THE EXERCISE >>
In the entries below, find the lines with the word "title" and copy them.

DATA ROWS >>
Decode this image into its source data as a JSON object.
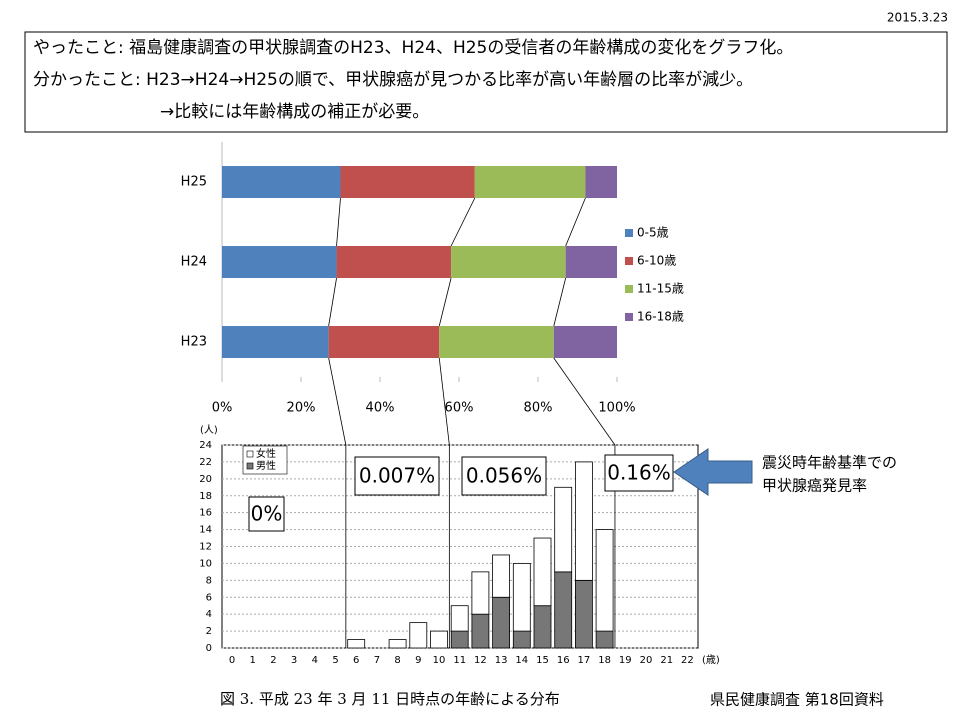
{
  "date": "2015.3.23",
  "header": {
    "lines": [
      "やったこと: 福島健康調査の甲状腺調査のH23、H24、H25の受信者の年齢構成の変化をグラフ化。",
      "分かったこと: H23→H24→H25の順で、甲状腺癌が見つかる比率が高い年齢層の比率が減少。",
      "→比較には年齢構成の補正が必要。"
    ]
  },
  "annotations": {
    "rates": [
      "0%",
      "0.007%",
      "0.056%",
      "0.16%"
    ],
    "arrow_text": [
      "震災時年齢基準での",
      "甲状腺癌発見率"
    ]
  },
  "caption": "図 3. 平成 23 年 3 月 11 日時点の年齢による分布",
  "source": "県民健康調査 第18回資料",
  "chart_data": [
    {
      "type": "stacked-barh",
      "categories": [
        "H25",
        "H24",
        "H23"
      ],
      "series": [
        {
          "name": "0-5歳",
          "color": "#4f81bd",
          "values": [
            30,
            29,
            27
          ]
        },
        {
          "name": "6-10歳",
          "color": "#c0504d",
          "values": [
            34,
            29,
            28
          ]
        },
        {
          "name": "11-15歳",
          "color": "#9bbb59",
          "values": [
            28,
            29,
            29
          ]
        },
        {
          "name": "16-18歳",
          "color": "#8064a2",
          "values": [
            8,
            13,
            16
          ]
        }
      ],
      "xlim": [
        0,
        100
      ],
      "xticks": [
        {
          "value": 0,
          "label": "0%"
        },
        {
          "value": 20,
          "label": "20%"
        },
        {
          "value": 40,
          "label": "40%"
        },
        {
          "value": 60,
          "label": "60%"
        },
        {
          "value": 80,
          "label": "80%"
        },
        {
          "value": 100,
          "label": "100%"
        }
      ],
      "legend": "right"
    },
    {
      "type": "stacked-bar",
      "ylabel": "(人)",
      "xlabel": "(歳)",
      "categories": [
        "0",
        "1",
        "2",
        "3",
        "4",
        "5",
        "6",
        "7",
        "8",
        "9",
        "10",
        "11",
        "12",
        "13",
        "14",
        "15",
        "16",
        "17",
        "18",
        "19",
        "20",
        "21",
        "22"
      ],
      "series": [
        {
          "name": "男性",
          "color": "#777777",
          "values": [
            0,
            0,
            0,
            0,
            0,
            0,
            0,
            0,
            0,
            0,
            0,
            2,
            4,
            6,
            2,
            5,
            9,
            8,
            2,
            0,
            0,
            0,
            0
          ]
        },
        {
          "name": "女性",
          "color": "#ffffff",
          "values": [
            0,
            0,
            0,
            0,
            0,
            0,
            1,
            0,
            1,
            3,
            2,
            3,
            5,
            5,
            8,
            8,
            10,
            14,
            12,
            0,
            0,
            0,
            0
          ]
        }
      ],
      "ylim": [
        0,
        24
      ],
      "yticks": [
        0,
        2,
        4,
        6,
        8,
        10,
        12,
        14,
        16,
        18,
        20,
        22,
        24
      ],
      "grid": true,
      "legend": "upper left"
    }
  ]
}
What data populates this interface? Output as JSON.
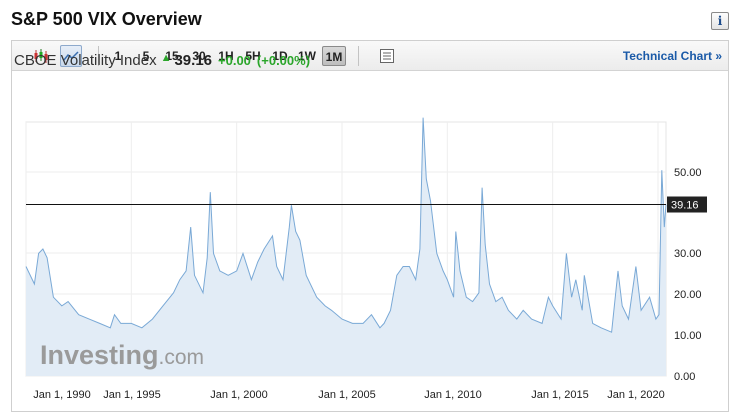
{
  "header": {
    "title": "S&P 500 VIX Overview",
    "info_label": "i"
  },
  "toolbar": {
    "timeframes": [
      "1",
      "5",
      "15",
      "30",
      "1H",
      "5H",
      "1D",
      "1W",
      "1M"
    ],
    "selected_timeframe": "1M",
    "technical_link": "Technical Chart »"
  },
  "quote": {
    "name": "CBOE Volatility Index",
    "arrow": "▲",
    "last": "39.16",
    "change": "+0.00",
    "change_pct": "(+0.00%)"
  },
  "colors": {
    "line": "#7aa9d6",
    "area": "#e2ecf6",
    "up": "#2aa52a",
    "price_label_bg": "#222222"
  },
  "watermark": {
    "main": "Investing",
    "suffix": ".com"
  },
  "chart_data": {
    "type": "area",
    "title": "",
    "xlabel": "",
    "ylabel": "",
    "x_ticks": [
      "Jan 1, 1990",
      "Jan 1, 1995",
      "Jan 1, 2000",
      "Jan 1, 2005",
      "Jan 1, 2010",
      "Jan 1, 2015",
      "Jan 1, 2020"
    ],
    "y_ticks": [
      "0.00",
      "10.00",
      "20.00",
      "30.00",
      "50.00"
    ],
    "ylim": [
      0,
      58
    ],
    "xlim": [
      "1990-01",
      "2020-05"
    ],
    "current_price": 39.16,
    "current_price_label": "39.16",
    "series": [
      {
        "values": [
          [
            1990.0,
            25
          ],
          [
            1990.4,
            21
          ],
          [
            1990.6,
            28
          ],
          [
            1990.8,
            29
          ],
          [
            1991.0,
            27
          ],
          [
            1991.3,
            18
          ],
          [
            1991.7,
            16
          ],
          [
            1992.0,
            17
          ],
          [
            1992.5,
            14
          ],
          [
            1993.0,
            13
          ],
          [
            1993.5,
            12
          ],
          [
            1994.0,
            11
          ],
          [
            1994.2,
            14
          ],
          [
            1994.5,
            12
          ],
          [
            1995.0,
            12
          ],
          [
            1995.5,
            11
          ],
          [
            1996.0,
            13
          ],
          [
            1996.5,
            16
          ],
          [
            1997.0,
            19
          ],
          [
            1997.3,
            22
          ],
          [
            1997.6,
            24
          ],
          [
            1997.82,
            34
          ],
          [
            1998.0,
            23
          ],
          [
            1998.4,
            19
          ],
          [
            1998.6,
            27
          ],
          [
            1998.75,
            42
          ],
          [
            1998.9,
            28
          ],
          [
            1999.2,
            24
          ],
          [
            1999.6,
            23
          ],
          [
            2000.0,
            24
          ],
          [
            2000.3,
            28
          ],
          [
            2000.7,
            22
          ],
          [
            2001.0,
            26
          ],
          [
            2001.3,
            29
          ],
          [
            2001.7,
            32
          ],
          [
            2001.9,
            25
          ],
          [
            2002.2,
            22
          ],
          [
            2002.5,
            34
          ],
          [
            2002.6,
            39
          ],
          [
            2002.8,
            33
          ],
          [
            2003.0,
            31
          ],
          [
            2003.3,
            23
          ],
          [
            2003.8,
            18
          ],
          [
            2004.2,
            16
          ],
          [
            2004.5,
            15
          ],
          [
            2005.0,
            13
          ],
          [
            2005.5,
            12
          ],
          [
            2006.0,
            12
          ],
          [
            2006.4,
            14
          ],
          [
            2006.8,
            11
          ],
          [
            2007.0,
            12
          ],
          [
            2007.3,
            15
          ],
          [
            2007.6,
            23
          ],
          [
            2007.9,
            25
          ],
          [
            2008.2,
            25
          ],
          [
            2008.5,
            22
          ],
          [
            2008.7,
            29
          ],
          [
            2008.85,
            59
          ],
          [
            2009.0,
            45
          ],
          [
            2009.2,
            40
          ],
          [
            2009.5,
            28
          ],
          [
            2009.8,
            24
          ],
          [
            2010.0,
            22
          ],
          [
            2010.3,
            18
          ],
          [
            2010.4,
            33
          ],
          [
            2010.6,
            24
          ],
          [
            2010.9,
            18
          ],
          [
            2011.2,
            17
          ],
          [
            2011.5,
            19
          ],
          [
            2011.65,
            43
          ],
          [
            2011.8,
            30
          ],
          [
            2012.0,
            21
          ],
          [
            2012.3,
            17
          ],
          [
            2012.6,
            18
          ],
          [
            2012.9,
            15
          ],
          [
            2013.3,
            13
          ],
          [
            2013.6,
            15
          ],
          [
            2014.0,
            13
          ],
          [
            2014.5,
            12
          ],
          [
            2014.8,
            18
          ],
          [
            2015.0,
            16
          ],
          [
            2015.4,
            13
          ],
          [
            2015.65,
            28
          ],
          [
            2015.9,
            18
          ],
          [
            2016.1,
            22
          ],
          [
            2016.4,
            15
          ],
          [
            2016.5,
            23
          ],
          [
            2016.9,
            12
          ],
          [
            2017.3,
            11
          ],
          [
            2017.8,
            10
          ],
          [
            2018.1,
            24
          ],
          [
            2018.3,
            16
          ],
          [
            2018.6,
            13
          ],
          [
            2018.95,
            25
          ],
          [
            2019.2,
            15
          ],
          [
            2019.6,
            18
          ],
          [
            2019.9,
            13
          ],
          [
            2020.05,
            14
          ],
          [
            2020.18,
            47
          ],
          [
            2020.3,
            34
          ],
          [
            2020.38,
            39.16
          ]
        ]
      }
    ]
  }
}
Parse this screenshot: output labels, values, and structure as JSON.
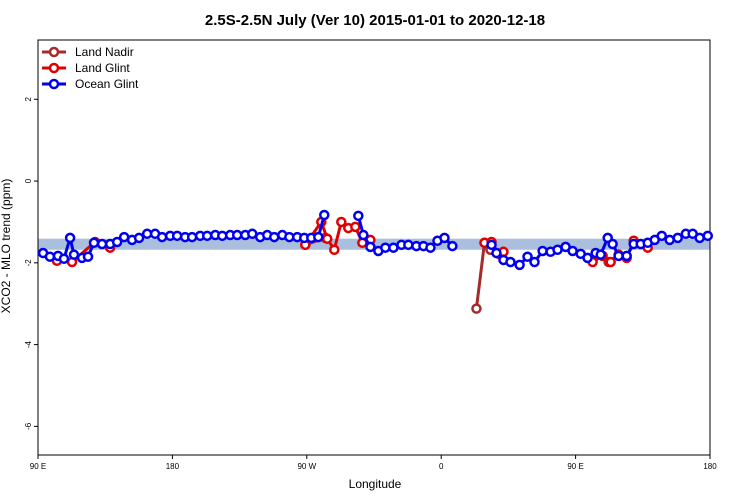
{
  "chart_data": {
    "type": "line",
    "title": "2.5S-2.5N July (Ver 10)   2015-01-01 to 2020-12-18",
    "xlabel": "Longitude",
    "ylabel": "XCO2 - MLO trend (ppm)",
    "xlim": [
      90,
      540
    ],
    "xticks": [
      {
        "value": 90,
        "label": "90 E"
      },
      {
        "value": 180,
        "label": "180"
      },
      {
        "value": 270,
        "label": "90 W"
      },
      {
        "value": 360,
        "label": "0"
      },
      {
        "value": 450,
        "label": "90 E"
      },
      {
        "value": 540,
        "label": "180"
      }
    ],
    "ylim": [
      -6.7,
      3.45
    ],
    "yticks": [
      2,
      0,
      -2,
      -4,
      -6
    ],
    "legend": "top-left",
    "band": {
      "lower": -1.68,
      "upper": -1.41,
      "color": "#a9bfdd"
    },
    "series": [
      {
        "name": "Land Nadir",
        "color": "#a52a2a",
        "x": [
          269.0,
          282.4,
          null,
          383.6,
          389.0,
          393.0,
          null,
          472.1,
          478.8
        ],
        "values": [
          -1.56,
          -1.39,
          null,
          -3.12,
          -1.51,
          -1.68,
          null,
          -1.98,
          -1.8
        ]
      },
      {
        "name": "Land Glint",
        "color": "#e00000",
        "x": [
          102.7,
          112.8,
          128.2,
          138.3,
          null,
          269.0,
          279.7,
          283.7,
          288.4,
          293.1,
          297.8,
          302.5,
          307.2,
          312.6,
          null,
          389.0,
          393.7,
          398.4,
          401.7,
          null,
          461.4,
          468.1,
          473.5,
          478.8,
          484.2,
          488.9,
          498.3
        ],
        "values": [
          -1.95,
          -1.98,
          -1.49,
          -1.63,
          null,
          -1.56,
          -1.0,
          -1.41,
          -1.68,
          -1.0,
          -1.15,
          -1.12,
          -1.51,
          -1.44,
          null,
          -1.51,
          -1.49,
          -1.78,
          -1.73,
          null,
          -1.98,
          -1.83,
          -1.98,
          -1.8,
          -1.88,
          -1.46,
          -1.63
        ]
      },
      {
        "name": "Ocean Glint",
        "color": "#0000ee",
        "x": [
          93.4,
          98.0,
          103.4,
          107.4,
          111.5,
          114.1,
          119.5,
          123.5,
          127.5,
          132.9,
          138.3,
          143.0,
          147.7,
          153.0,
          157.7,
          163.1,
          168.4,
          173.1,
          178.5,
          183.2,
          188.5,
          193.2,
          198.6,
          203.3,
          208.7,
          213.4,
          218.7,
          223.4,
          228.8,
          233.5,
          238.8,
          243.5,
          248.2,
          253.6,
          258.3,
          263.6,
          268.3,
          273.0,
          277.7,
          281.7,
          null,
          304.5,
          307.9,
          312.6,
          317.9,
          322.6,
          328.0,
          333.4,
          338.0,
          343.4,
          348.1,
          352.8,
          357.5,
          362.2,
          367.5,
          null,
          393.7,
          397.0,
          401.7,
          406.4,
          412.5,
          417.8,
          422.5,
          427.9,
          433.2,
          437.9,
          443.3,
          448.0,
          453.4,
          458.0,
          463.4,
          466.8,
          471.5,
          474.8,
          478.8,
          484.2,
          488.9,
          493.6,
          498.3,
          503.0,
          507.7,
          513.0,
          518.4,
          523.8,
          528.4,
          533.1,
          538.5
        ],
        "values": [
          -1.76,
          -1.85,
          -1.83,
          -1.9,
          -1.39,
          -1.8,
          -1.88,
          -1.85,
          -1.51,
          -1.54,
          -1.54,
          -1.49,
          -1.37,
          -1.44,
          -1.39,
          -1.29,
          -1.29,
          -1.37,
          -1.34,
          -1.34,
          -1.37,
          -1.37,
          -1.34,
          -1.34,
          -1.32,
          -1.34,
          -1.32,
          -1.32,
          -1.32,
          -1.29,
          -1.37,
          -1.32,
          -1.37,
          -1.32,
          -1.37,
          -1.37,
          -1.39,
          -1.39,
          -1.37,
          -0.83,
          null,
          -0.85,
          -1.32,
          -1.61,
          -1.71,
          -1.63,
          -1.63,
          -1.56,
          -1.56,
          -1.59,
          -1.59,
          -1.63,
          -1.46,
          -1.39,
          -1.59,
          null,
          -1.56,
          -1.76,
          -1.93,
          -1.98,
          -2.05,
          -1.85,
          -1.98,
          -1.71,
          -1.73,
          -1.68,
          -1.61,
          -1.71,
          -1.78,
          -1.88,
          -1.76,
          -1.8,
          -1.39,
          -1.54,
          -1.83,
          -1.83,
          -1.54,
          -1.54,
          -1.51,
          -1.44,
          -1.34,
          -1.44,
          -1.39,
          -1.29,
          -1.29,
          -1.39,
          -1.34
        ]
      }
    ]
  }
}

FINAL RESULT >>
    "title": "S&P 500 VIX Overview",
    "title": "",
    "title": "2.5S-2.5N July (Ver 10)   2015-01-01 to 2020-12-18",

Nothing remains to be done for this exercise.